Find each line containing the string "clerkclirk" and return it.

**Raw records:**

--*--

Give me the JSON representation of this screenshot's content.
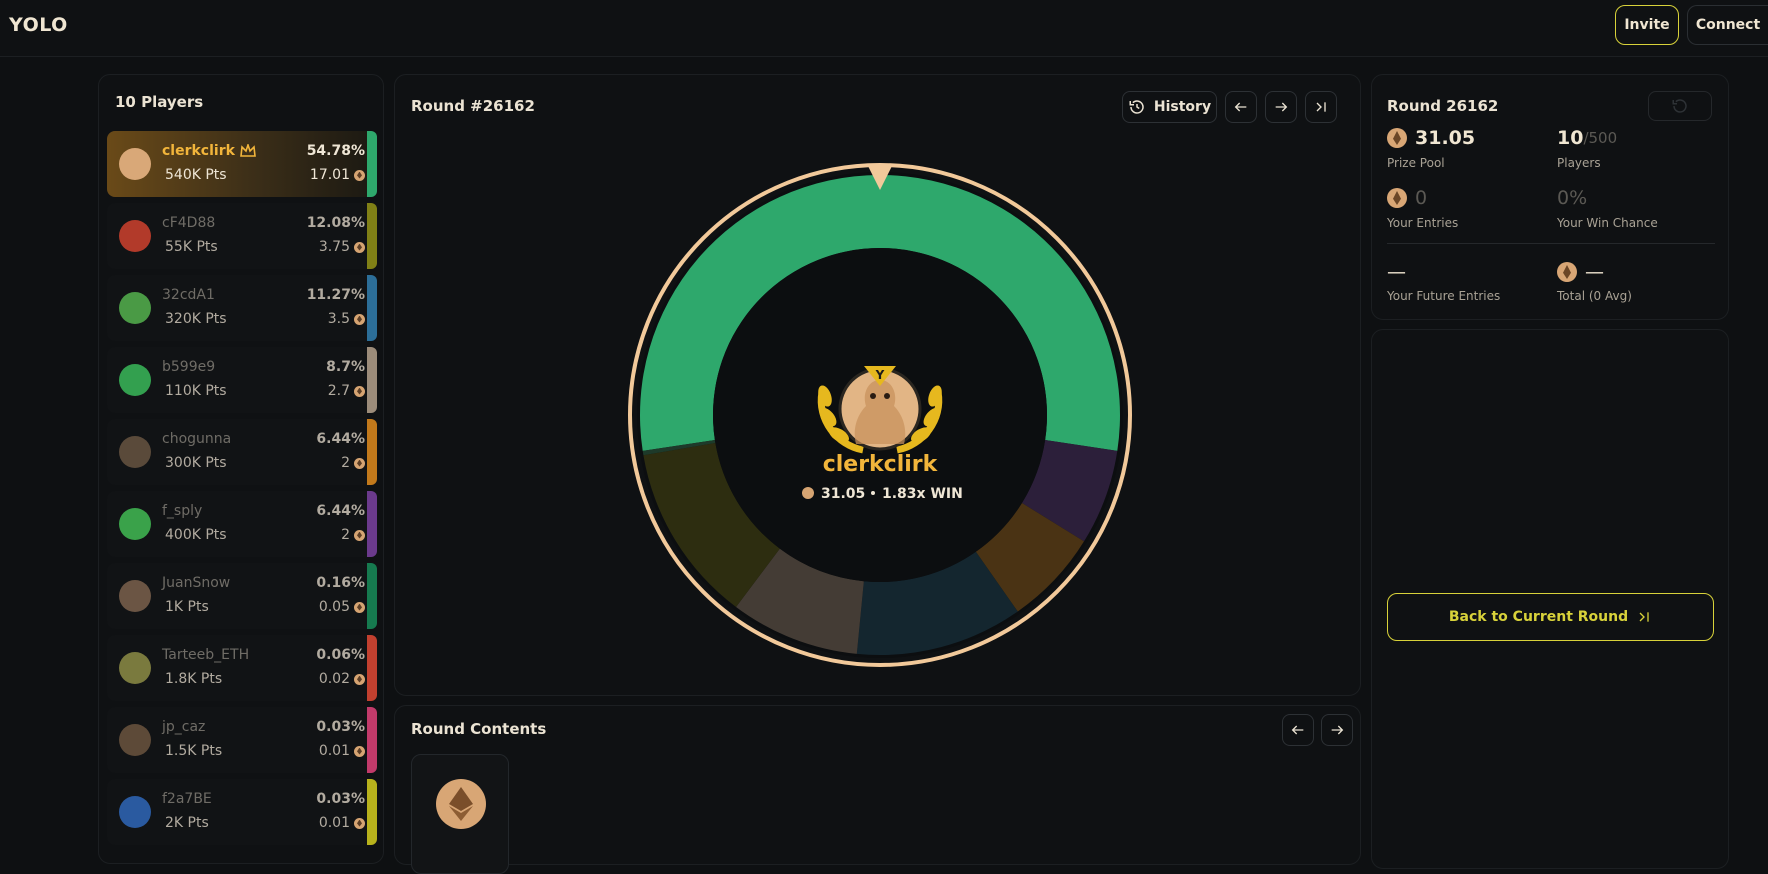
{
  "app": {
    "logo": "YOLO"
  },
  "header": {
    "invite_label": "Invite",
    "connect_label": "Connect"
  },
  "players": {
    "title": "10 Players",
    "items": [
      {
        "name": "clerkclirk",
        "pts": "540K Pts",
        "pct": "54.78%",
        "value": "17.01",
        "color": "#2ea86c",
        "avatar": "#d9a878",
        "top": true
      },
      {
        "name": "cF4D88",
        "pts": "55K Pts",
        "pct": "12.08%",
        "value": "3.75",
        "color": "#808016",
        "avatar": "#b23a2a"
      },
      {
        "name": "32cdA1",
        "pts": "320K Pts",
        "pct": "11.27%",
        "value": "3.5",
        "color": "#2c6e98",
        "avatar": "#4a9a45"
      },
      {
        "name": "b599e9",
        "pts": "110K Pts",
        "pct": "8.7%",
        "value": "2.7",
        "color": "#9c8c7a",
        "avatar": "#33a04f"
      },
      {
        "name": "chogunna",
        "pts": "300K Pts",
        "pct": "6.44%",
        "value": "2",
        "color": "#c2791b",
        "avatar": "#5a4a3a"
      },
      {
        "name": "f_sply",
        "pts": "400K Pts",
        "pct": "6.44%",
        "value": "2",
        "color": "#6b3a8c",
        "avatar": "#3aa24a"
      },
      {
        "name": "JuanSnow",
        "pts": "1K Pts",
        "pct": "0.16%",
        "value": "0.05",
        "color": "#167a4f",
        "avatar": "#6b5544"
      },
      {
        "name": "Tarteeb_ETH",
        "pts": "1.8K Pts",
        "pct": "0.06%",
        "value": "0.02",
        "color": "#c2402f",
        "avatar": "#7a7a3e"
      },
      {
        "name": "jp_caz",
        "pts": "1.5K Pts",
        "pct": "0.03%",
        "value": "0.01",
        "color": "#c23a6a",
        "avatar": "#5d4a38"
      },
      {
        "name": "f2a7BE",
        "pts": "2K Pts",
        "pct": "0.03%",
        "value": "0.01",
        "color": "#b8b21c",
        "avatar": "#2a5aa0"
      }
    ]
  },
  "round": {
    "title": "Round #26162",
    "history_label": "History",
    "winner_name": "clerkclirk",
    "winner_value": "31.05",
    "winner_multiplier": "1.83x WIN",
    "winner_badge": "Y",
    "wheel_segments": [
      {
        "pct": 54.78,
        "color": "#2ea86c"
      },
      {
        "pct": 6.44,
        "color": "#2c1f3a"
      },
      {
        "pct": 6.44,
        "color": "#4a3314"
      },
      {
        "pct": 11.27,
        "color": "#14262f"
      },
      {
        "pct": 8.7,
        "color": "#443c35"
      },
      {
        "pct": 12.08,
        "color": "#2d2d10"
      },
      {
        "pct": 0.29,
        "color": "#1e3a2a"
      }
    ]
  },
  "contents": {
    "title": "Round Contents"
  },
  "info": {
    "title": "Round 26162",
    "prize_pool_value": "31.05",
    "prize_pool_label": "Prize Pool",
    "players_value": "10",
    "players_max": "/500",
    "players_label": "Players",
    "entries_value": "0",
    "entries_label": "Your Entries",
    "win_chance_value": "0%",
    "win_chance_label": "Your Win Chance",
    "future_entries_value": "—",
    "future_entries_label": "Your Future Entries",
    "total_value": "—",
    "total_label": "Total (0 Avg)"
  },
  "side": {
    "back_label": "Back to Current Round"
  }
}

--*--

**Response:**
        "name": "clerkclirk",
    "winner_name": "clerkclirk",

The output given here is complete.